[Data section]
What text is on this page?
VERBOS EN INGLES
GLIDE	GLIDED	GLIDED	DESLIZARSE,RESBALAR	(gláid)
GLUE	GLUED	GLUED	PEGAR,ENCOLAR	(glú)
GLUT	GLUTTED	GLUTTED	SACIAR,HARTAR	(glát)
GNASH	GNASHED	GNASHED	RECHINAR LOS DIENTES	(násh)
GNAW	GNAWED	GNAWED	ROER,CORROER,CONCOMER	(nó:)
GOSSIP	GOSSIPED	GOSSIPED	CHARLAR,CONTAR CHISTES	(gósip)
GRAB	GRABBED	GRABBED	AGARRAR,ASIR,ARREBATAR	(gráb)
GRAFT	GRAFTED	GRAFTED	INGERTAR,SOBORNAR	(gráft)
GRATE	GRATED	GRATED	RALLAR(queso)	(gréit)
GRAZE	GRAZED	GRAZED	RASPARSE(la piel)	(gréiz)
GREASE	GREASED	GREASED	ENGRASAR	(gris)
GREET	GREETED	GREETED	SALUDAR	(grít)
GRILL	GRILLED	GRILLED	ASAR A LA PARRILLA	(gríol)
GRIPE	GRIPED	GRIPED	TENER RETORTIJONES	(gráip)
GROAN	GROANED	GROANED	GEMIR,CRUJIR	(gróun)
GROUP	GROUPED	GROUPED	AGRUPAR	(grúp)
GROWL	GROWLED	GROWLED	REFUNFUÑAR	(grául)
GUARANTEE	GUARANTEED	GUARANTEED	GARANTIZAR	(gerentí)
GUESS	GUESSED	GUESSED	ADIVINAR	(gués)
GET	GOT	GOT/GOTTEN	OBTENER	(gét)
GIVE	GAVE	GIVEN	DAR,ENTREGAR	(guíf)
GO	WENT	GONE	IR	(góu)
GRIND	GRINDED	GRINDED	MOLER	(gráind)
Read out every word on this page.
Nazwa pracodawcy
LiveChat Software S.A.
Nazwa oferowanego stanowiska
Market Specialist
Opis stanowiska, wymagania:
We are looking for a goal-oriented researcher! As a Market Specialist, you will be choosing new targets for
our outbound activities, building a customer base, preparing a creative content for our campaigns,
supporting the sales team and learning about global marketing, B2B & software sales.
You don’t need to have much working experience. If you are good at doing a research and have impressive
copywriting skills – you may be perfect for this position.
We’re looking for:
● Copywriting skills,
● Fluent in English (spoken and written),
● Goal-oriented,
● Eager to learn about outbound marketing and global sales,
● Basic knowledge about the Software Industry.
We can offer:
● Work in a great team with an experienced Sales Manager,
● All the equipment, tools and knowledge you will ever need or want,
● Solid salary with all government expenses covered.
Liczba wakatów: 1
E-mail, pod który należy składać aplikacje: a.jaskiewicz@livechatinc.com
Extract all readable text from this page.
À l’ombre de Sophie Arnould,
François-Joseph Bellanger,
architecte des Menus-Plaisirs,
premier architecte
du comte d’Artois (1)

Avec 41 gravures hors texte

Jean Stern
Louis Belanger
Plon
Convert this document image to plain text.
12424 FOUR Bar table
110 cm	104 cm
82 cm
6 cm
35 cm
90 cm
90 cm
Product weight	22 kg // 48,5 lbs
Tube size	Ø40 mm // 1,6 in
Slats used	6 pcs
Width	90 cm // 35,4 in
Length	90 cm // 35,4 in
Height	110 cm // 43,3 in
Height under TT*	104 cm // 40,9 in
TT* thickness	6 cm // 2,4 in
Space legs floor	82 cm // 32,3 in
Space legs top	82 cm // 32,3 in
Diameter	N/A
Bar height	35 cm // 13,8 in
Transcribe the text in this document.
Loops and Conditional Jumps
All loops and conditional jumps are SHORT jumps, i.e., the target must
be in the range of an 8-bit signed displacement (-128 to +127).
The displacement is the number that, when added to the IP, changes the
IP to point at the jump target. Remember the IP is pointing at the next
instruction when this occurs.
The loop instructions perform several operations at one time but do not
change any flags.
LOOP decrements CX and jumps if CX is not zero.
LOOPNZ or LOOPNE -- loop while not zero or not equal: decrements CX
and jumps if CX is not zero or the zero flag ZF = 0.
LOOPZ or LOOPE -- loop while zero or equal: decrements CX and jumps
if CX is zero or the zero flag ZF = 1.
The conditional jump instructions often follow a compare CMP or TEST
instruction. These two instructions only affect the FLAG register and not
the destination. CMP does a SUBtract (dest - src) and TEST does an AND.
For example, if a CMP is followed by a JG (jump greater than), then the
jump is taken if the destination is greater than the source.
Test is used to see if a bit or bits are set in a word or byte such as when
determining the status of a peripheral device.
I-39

[To be done]
Copy out the full listing exactly.

[Exercise solution]
What text is on this page?
VERBOS EN INGLES
GLIDE	GLIDED	GLIDED	DESLIZARSE,RESBALAR	(gláid)
GLUE	GLUED	GLUED	PEGAR,ENCOLAR	(glú)
GLUT	GLUTTED	GLUTTED	SACIAR,HARTAR	(glát)
GNASH	GNASHED	GNASHED	RECHINAR LOS DIENTES	(násh)
GNAW	GNAWED	GNAWED	ROER,CORROER,CONCOMER	(nó:)
GOSSIP	GOSSIPED	GOSSIPED	CHARLAR,CONTAR CHISTES	(gósip)
GRAB	GRABBED	GRABBED	AGARRAR,ASIR,ARREBATAR	(gráb)
GRAFT	GRAFTED	GRAFTED	INGERTAR,SOBORNAR	(gráft)
GRATE	GRATED	GRATED	RALLAR(queso)	(gréit)
GRAZE	GRAZED	GRAZED	RASPARSE(la piel)	(gréiz)
GREASE	GREASED	GREASED	ENGRASAR	(gris)
GREET	GREETED	GREETED	SALUDAR	(grít)
GRILL	GRILLED	GRILLED	ASAR A LA PARRILLA	(gríol)
GRIPE	GRIPED	GRIPED	TENER RETORTIJONES	(gráip)
GROAN	GROANED	GROANED	GEMIR,CRUJIR	(gróun)
GROUP	GROUPED	GROUPED	AGRUPAR	(grúp)
GROWL	GROWLED	GROWLED	REFUNFUÑAR	(grául)
GUARANTEE	GUARANTEED	GUARANTEED	GARANTIZAR	(gerentí)
GUESS	GUESSED	GUESSED	ADIVINAR	(gués)
GET	GOT	GOT/GOTTEN	OBTENER	(gét)
GIVE	GAVE	GIVEN	DAR,ENTREGAR	(guíf)
GO	WENT	GONE	IR	(góu)
GRIND	GRINDED	GRINDED	MOLER	(gráind)
Read out every word on this page.
Nazwa pracodawcy
LiveChat Software S.A.
Nazwa oferowanego stanowiska
Market Specialist
Opis stanowiska, wymagania:
We are looking for a goal-oriented researcher! As a Market Specialist, you will be choosing new targets for
our outbound activities, building a customer base, preparing a creative content for our campaigns,
supporting the sales team and learning about global marketing, B2B & software sales.
You don’t need to have much working experience. If you are good at doing a research and have impressive
copywriting skills – you may be perfect for this position.
We’re looking for:
● Copywriting skills,
● Fluent in English (spoken and written),
● Goal-oriented,
● Eager to learn about outbound marketing and global sales,
● Basic knowledge about the Software Industry.
We can offer:
● Work in a great team with an experienced Sales Manager,
● All the equipment, tools and knowledge you will ever need or want,
● Solid salary with all government expenses covered.
Liczba wakatów: 1
E-mail, pod który należy składać aplikacje: a.jaskiewicz@livechatinc.com
Extract all readable text from this page.
À l’ombre de Sophie Arnould,
François-Joseph Bellanger,
architecte des Menus-Plaisirs,
premier architecte
du comte d’Artois (1)

Avec 41 gravures hors texte

Jean Stern
Louis Belanger
Plon
Convert this document image to plain text.
12424 FOUR Bar table
110 cm	104 cm
82 cm
6 cm
35 cm
90 cm
90 cm
Product weight	22 kg // 48,5 lbs
Tube size	Ø40 mm // 1,6 in
Slats used	6 pcs
Width	90 cm // 35,4 in
Length	90 cm // 35,4 in
Height	110 cm // 43,3 in
Height under TT*	104 cm // 40,9 in
TT* thickness	6 cm // 2,4 in
Space legs floor	82 cm // 32,3 in
Space legs top	82 cm // 32,3 in
Diameter	N/A
Bar height	35 cm // 13,8 in
Transcribe the text in this document.
Loops and Conditional Jumps
All loops and conditional jumps are SHORT jumps, i.e., the target must
be in the range of an 8-bit signed displacement (-128 to +127).
The displacement is the number that, when added to the IP, changes the
IP to point at the jump target. Remember the IP is pointing at the next
instruction when this occurs.
The loop instructions perform several operations at one time but do not
change any flags.
LOOP decrements CX and jumps if CX is not zero.
LOOPNZ or LOOPNE -- loop while not zero or not equal: decrements CX
and jumps if CX is not zero or the zero flag ZF = 0.
LOOPZ or LOOPE -- loop while zero or equal: decrements CX and jumps
if CX is zero or the zero flag ZF = 1.
The conditional jump instructions often follow a compare CMP or TEST
instruction. These two instructions only affect the FLAG register and not
the destination. CMP does a SUBtract (dest - src) and TEST does an AND.
For example, if a CMP is followed by a JG (jump greater than), then the
jump is taken if the destination is greater than the source.
Test is used to see if a bit or bits are set in a word or byte such as when
determining the status of a peripheral device.
I-39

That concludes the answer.